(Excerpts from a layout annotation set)
- - - - -

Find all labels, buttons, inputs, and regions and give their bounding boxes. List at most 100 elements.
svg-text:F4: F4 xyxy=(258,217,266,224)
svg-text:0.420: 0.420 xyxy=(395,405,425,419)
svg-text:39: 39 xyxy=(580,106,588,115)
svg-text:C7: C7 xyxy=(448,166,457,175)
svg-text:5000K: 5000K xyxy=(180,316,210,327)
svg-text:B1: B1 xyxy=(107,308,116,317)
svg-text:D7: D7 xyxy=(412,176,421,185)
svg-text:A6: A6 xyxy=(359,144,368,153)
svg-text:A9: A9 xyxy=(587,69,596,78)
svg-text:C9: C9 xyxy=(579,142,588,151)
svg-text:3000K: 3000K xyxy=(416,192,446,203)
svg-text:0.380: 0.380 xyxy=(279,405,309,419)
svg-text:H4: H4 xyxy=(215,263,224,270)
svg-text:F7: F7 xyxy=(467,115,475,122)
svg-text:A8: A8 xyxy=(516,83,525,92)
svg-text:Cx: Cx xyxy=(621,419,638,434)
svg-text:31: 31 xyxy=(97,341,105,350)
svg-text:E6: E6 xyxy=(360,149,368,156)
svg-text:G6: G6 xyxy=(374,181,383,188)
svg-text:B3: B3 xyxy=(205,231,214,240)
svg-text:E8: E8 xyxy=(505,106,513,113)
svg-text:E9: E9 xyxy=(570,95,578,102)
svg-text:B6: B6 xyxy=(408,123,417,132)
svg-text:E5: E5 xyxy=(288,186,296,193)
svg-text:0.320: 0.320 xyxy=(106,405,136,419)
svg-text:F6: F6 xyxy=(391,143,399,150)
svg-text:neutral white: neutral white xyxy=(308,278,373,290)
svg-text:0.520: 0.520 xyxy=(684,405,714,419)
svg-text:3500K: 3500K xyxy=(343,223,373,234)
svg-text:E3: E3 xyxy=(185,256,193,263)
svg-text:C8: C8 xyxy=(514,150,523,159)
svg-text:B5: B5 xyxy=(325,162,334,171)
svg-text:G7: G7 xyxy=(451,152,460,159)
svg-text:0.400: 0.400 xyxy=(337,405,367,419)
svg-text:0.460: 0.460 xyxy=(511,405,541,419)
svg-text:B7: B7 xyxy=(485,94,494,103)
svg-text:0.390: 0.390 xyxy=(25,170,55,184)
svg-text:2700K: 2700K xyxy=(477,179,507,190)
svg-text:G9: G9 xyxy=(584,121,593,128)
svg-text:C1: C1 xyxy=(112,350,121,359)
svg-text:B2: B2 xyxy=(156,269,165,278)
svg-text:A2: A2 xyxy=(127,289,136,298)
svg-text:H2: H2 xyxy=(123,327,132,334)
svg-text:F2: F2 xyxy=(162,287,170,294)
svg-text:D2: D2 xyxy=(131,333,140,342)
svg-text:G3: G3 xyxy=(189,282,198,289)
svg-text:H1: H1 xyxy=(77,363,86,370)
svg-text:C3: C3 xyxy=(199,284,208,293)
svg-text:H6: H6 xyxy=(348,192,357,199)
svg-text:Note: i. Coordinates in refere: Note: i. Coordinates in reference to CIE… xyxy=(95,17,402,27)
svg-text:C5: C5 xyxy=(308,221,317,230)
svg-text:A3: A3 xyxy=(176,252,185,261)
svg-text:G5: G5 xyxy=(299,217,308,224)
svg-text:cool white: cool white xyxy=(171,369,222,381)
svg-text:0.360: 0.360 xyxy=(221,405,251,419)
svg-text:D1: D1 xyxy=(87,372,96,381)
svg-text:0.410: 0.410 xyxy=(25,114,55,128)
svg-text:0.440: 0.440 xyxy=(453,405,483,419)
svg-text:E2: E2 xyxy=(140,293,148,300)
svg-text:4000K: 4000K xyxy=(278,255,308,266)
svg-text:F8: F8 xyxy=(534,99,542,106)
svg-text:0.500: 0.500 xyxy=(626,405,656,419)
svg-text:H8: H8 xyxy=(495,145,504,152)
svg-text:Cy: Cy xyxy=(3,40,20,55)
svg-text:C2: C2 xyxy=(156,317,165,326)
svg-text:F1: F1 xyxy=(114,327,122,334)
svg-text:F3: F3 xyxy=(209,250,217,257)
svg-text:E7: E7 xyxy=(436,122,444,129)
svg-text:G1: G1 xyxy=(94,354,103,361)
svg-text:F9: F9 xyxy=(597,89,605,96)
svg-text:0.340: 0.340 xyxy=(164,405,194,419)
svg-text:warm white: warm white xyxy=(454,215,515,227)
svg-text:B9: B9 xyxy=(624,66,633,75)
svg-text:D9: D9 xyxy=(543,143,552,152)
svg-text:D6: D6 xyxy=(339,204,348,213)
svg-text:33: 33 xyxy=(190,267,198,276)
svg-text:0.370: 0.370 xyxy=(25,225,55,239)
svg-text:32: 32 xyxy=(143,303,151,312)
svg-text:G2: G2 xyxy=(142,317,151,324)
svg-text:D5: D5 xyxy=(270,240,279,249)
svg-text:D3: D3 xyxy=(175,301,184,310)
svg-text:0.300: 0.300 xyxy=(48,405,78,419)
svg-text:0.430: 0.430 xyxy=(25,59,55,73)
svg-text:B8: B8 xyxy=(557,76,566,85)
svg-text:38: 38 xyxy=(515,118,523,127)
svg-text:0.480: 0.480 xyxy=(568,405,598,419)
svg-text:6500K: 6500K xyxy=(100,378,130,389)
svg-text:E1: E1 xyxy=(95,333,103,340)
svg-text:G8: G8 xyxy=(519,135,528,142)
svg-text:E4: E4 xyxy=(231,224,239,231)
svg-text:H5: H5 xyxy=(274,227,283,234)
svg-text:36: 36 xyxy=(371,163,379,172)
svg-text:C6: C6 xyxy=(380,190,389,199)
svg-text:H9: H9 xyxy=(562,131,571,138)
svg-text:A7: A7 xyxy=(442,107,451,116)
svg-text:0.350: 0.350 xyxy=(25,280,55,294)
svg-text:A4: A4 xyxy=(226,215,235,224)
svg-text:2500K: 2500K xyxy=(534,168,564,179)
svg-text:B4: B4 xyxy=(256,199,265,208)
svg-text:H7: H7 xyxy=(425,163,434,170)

- - - - -

• [EXERCISE INSTRUCTIONS]:
Write out, without alteration, the lines of the records from the start through the line holding "svg-text:H4: H4 xyxy=(215,263,224,270)", inclusive.

• [EXERCISE ANSWER]:
Find all labels, buttons, inputs, and regions and give their bounding boxes. List at most 100 elements.
svg-text:F4: F4 xyxy=(258,217,266,224)
svg-text:0.420: 0.420 xyxy=(395,405,425,419)
svg-text:39: 39 xyxy=(580,106,588,115)
svg-text:C7: C7 xyxy=(448,166,457,175)
svg-text:5000K: 5000K xyxy=(180,316,210,327)
svg-text:B1: B1 xyxy=(107,308,116,317)
svg-text:D7: D7 xyxy=(412,176,421,185)
svg-text:A6: A6 xyxy=(359,144,368,153)
svg-text:A9: A9 xyxy=(587,69,596,78)
svg-text:C9: C9 xyxy=(579,142,588,151)
svg-text:3000K: 3000K xyxy=(416,192,446,203)
svg-text:0.380: 0.380 xyxy=(279,405,309,419)
svg-text:H4: H4 xyxy=(215,263,224,270)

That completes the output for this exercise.